— begin Material provided —
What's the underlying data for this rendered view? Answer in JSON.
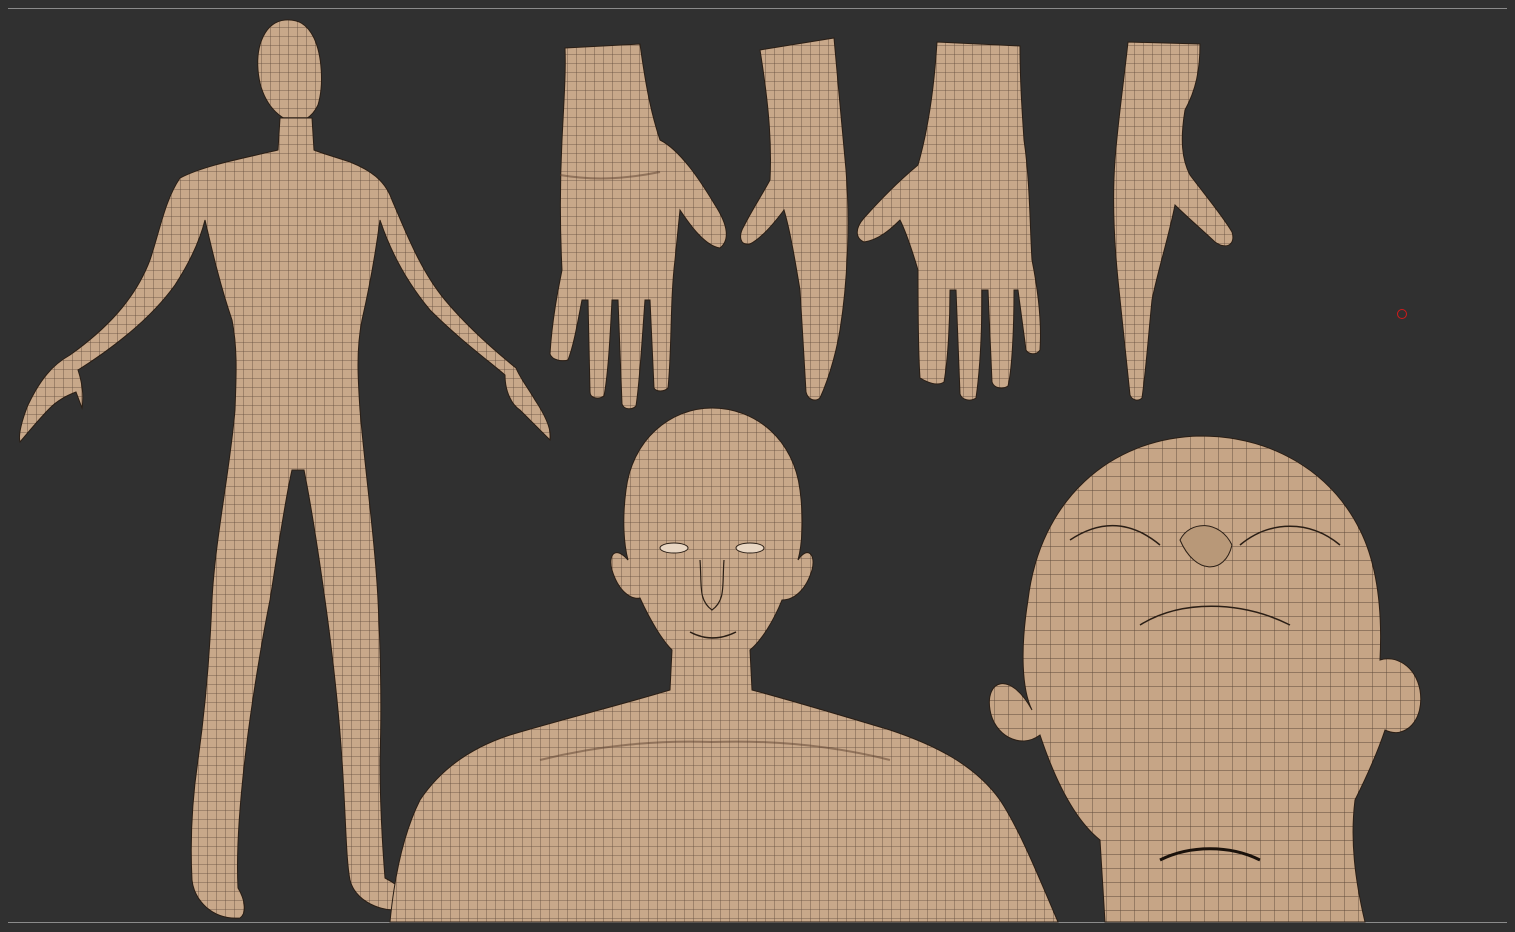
{
  "viewport": {
    "background_color": "#303030",
    "frame_line_color": "#8a8a8a",
    "skin_color": "#c8a88a",
    "wire_color": "#3a2a1e",
    "cursor_marker_color": "#d21a1a"
  },
  "models": [
    {
      "name": "full-body-front"
    },
    {
      "name": "hand-back"
    },
    {
      "name": "hand-side"
    },
    {
      "name": "hand-palm"
    },
    {
      "name": "hand-side-thumb"
    },
    {
      "name": "head-torso-front"
    },
    {
      "name": "head-below"
    }
  ]
}
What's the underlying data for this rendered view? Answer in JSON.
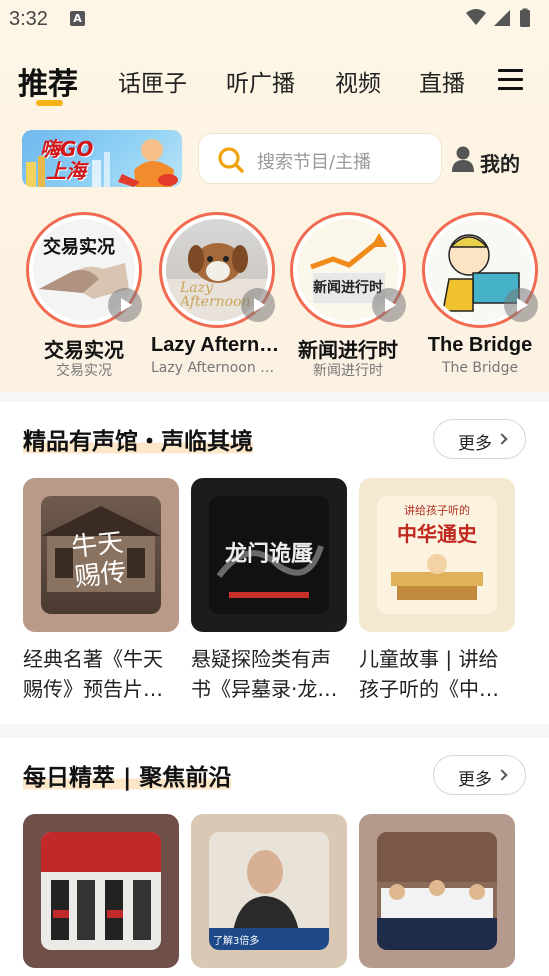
{
  "status_bar": {
    "time": "3:32",
    "notification_badge": "A"
  },
  "tabs": [
    {
      "label": "推荐",
      "active": true
    },
    {
      "label": "话匣子",
      "active": false
    },
    {
      "label": "听广播",
      "active": false
    },
    {
      "label": "视频",
      "active": false
    },
    {
      "label": "直播",
      "active": false
    }
  ],
  "banner": {
    "line1": "嗨GO",
    "line2": "上海"
  },
  "search": {
    "placeholder": "搜索节目/主播"
  },
  "mine": {
    "label": "我的"
  },
  "stations": [
    {
      "title": "交易实况",
      "subtitle": "交易实况",
      "art_text": "交易实况"
    },
    {
      "title": "Lazy Afternoon",
      "subtitle": "Lazy Afternoon Music",
      "art_text": "Lazy Afternoon"
    },
    {
      "title": "新闻进行时",
      "subtitle": "新闻进行时",
      "art_text": "新闻进行时"
    },
    {
      "title": "The Bridge",
      "subtitle": "The Bridge",
      "art_text": ""
    }
  ],
  "sections": [
    {
      "title": "精品有声馆・声临其境",
      "more_label": "更多",
      "cards": [
        {
          "text": "经典名著《牛天赐传》预告片来了",
          "art_text": "牛天赐传"
        },
        {
          "text": "悬疑探险类有声书《异墓录·龙门诡蜃》",
          "art_text": "龙门诡蜃"
        },
        {
          "text": "儿童故事 | 讲给孩子听的《中华通史》",
          "art_text": "中华通史",
          "art_top": "讲给孩子听的"
        }
      ]
    },
    {
      "title": "每日精萃 | 聚焦前沿",
      "more_label": "更多",
      "cards": [
        {
          "text": "",
          "art_text": ""
        },
        {
          "text": "",
          "art_text": "了解3倍多"
        },
        {
          "text": "",
          "art_text": ""
        }
      ]
    }
  ],
  "colors": {
    "accent_yellow": "#f6b318",
    "ring_red": "#f06b52",
    "header_bg": "#fdf6e6"
  }
}
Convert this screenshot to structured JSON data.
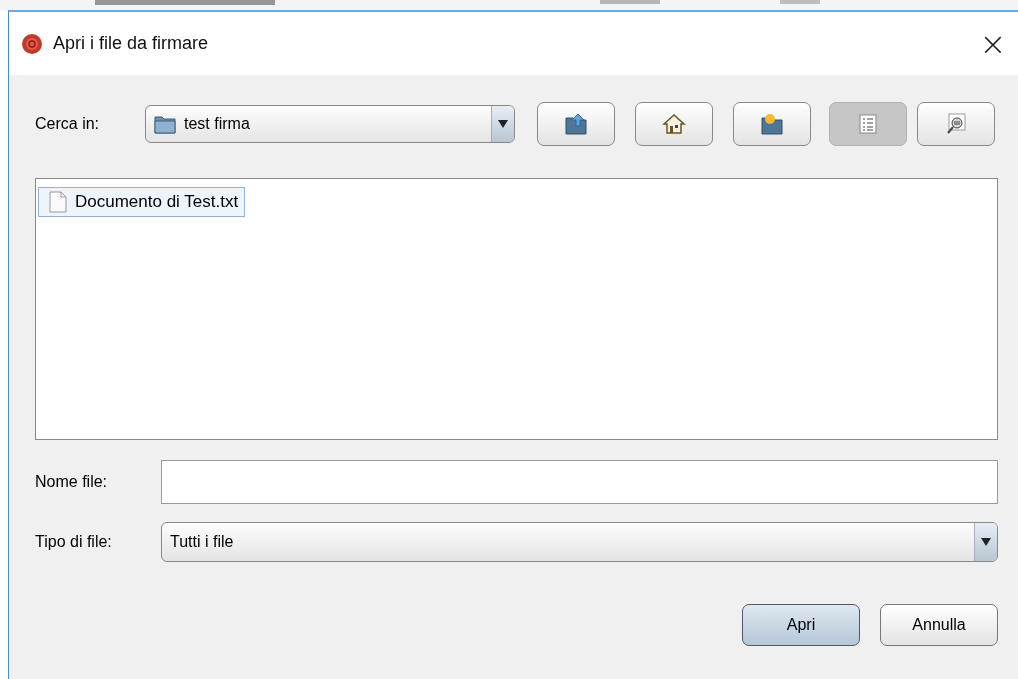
{
  "window": {
    "title": "Apri i file da firmare",
    "close": "×"
  },
  "look_in": {
    "label": "Cerca in:",
    "value": "test firma"
  },
  "toolbar": [
    {
      "kind": "up",
      "selected": false
    },
    {
      "kind": "home",
      "selected": false
    },
    {
      "kind": "newfolder",
      "selected": false
    },
    {
      "kind": "list",
      "selected": true
    },
    {
      "kind": "details",
      "selected": false
    }
  ],
  "files": [
    {
      "name": "Documento di Test.txt",
      "selected": true
    }
  ],
  "file_name": {
    "label": "Nome file:"
  },
  "file_type": {
    "label": "Tipo di file:",
    "value": "Tutti i file"
  },
  "buttons": [
    {
      "label": "Apri",
      "default": true
    },
    {
      "label": "Annulla",
      "default": false
    }
  ]
}
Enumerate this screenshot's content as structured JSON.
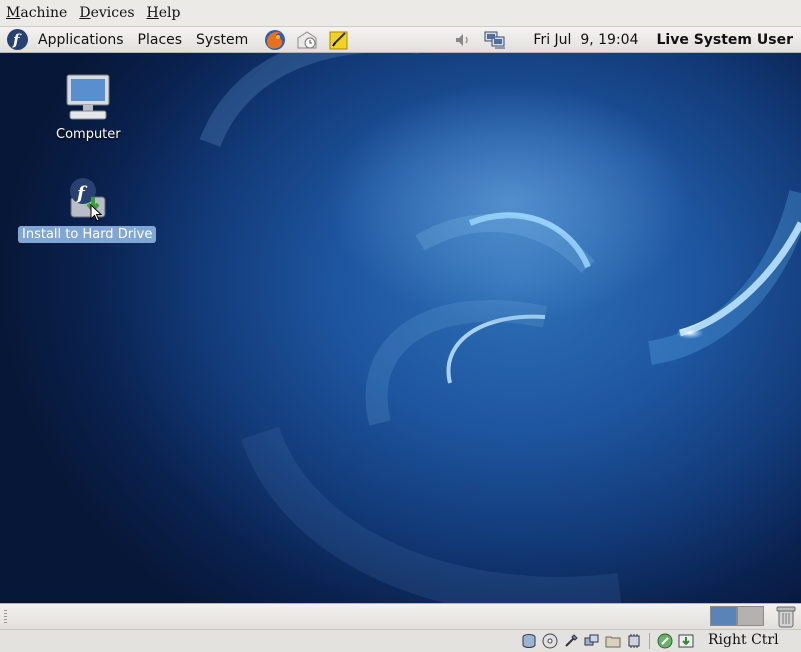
{
  "vbox_menu": [
    {
      "label": "Machine"
    },
    {
      "label": "Devices"
    },
    {
      "label": "Help"
    }
  ],
  "top_panel": {
    "menus": [
      "Applications",
      "Places",
      "System"
    ],
    "launchers": [
      "firefox-icon",
      "evolution-mail-icon",
      "notes-icon"
    ],
    "tray": [
      "volume-icon",
      "network-icon"
    ],
    "clock": "Fri Jul  9, 19:04",
    "user": "Live System User"
  },
  "desktop": {
    "icons": [
      {
        "label": "Computer",
        "icon": "computer-icon",
        "selected": false
      },
      {
        "label": "Install to Hard Drive",
        "icon": "install-icon",
        "selected": true
      }
    ]
  },
  "bottom_panel": {
    "workspaces": 2,
    "active_workspace": 1
  },
  "statusbar": {
    "host_key": "Right Ctrl"
  },
  "colors": {
    "desktop_blue": "#1e56a0",
    "selection": "#7fa6d4",
    "fedora_blue": "#294172"
  }
}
— end Material provided —
* [What is needed]:
Locate the word "讲给孩子听的" in the entries, and copy every line where it is found.

* [Finished answer]:
          "text": "儿童故事 | 讲给孩子听的《中华通史》",
          "art_top": "讲给孩子听的"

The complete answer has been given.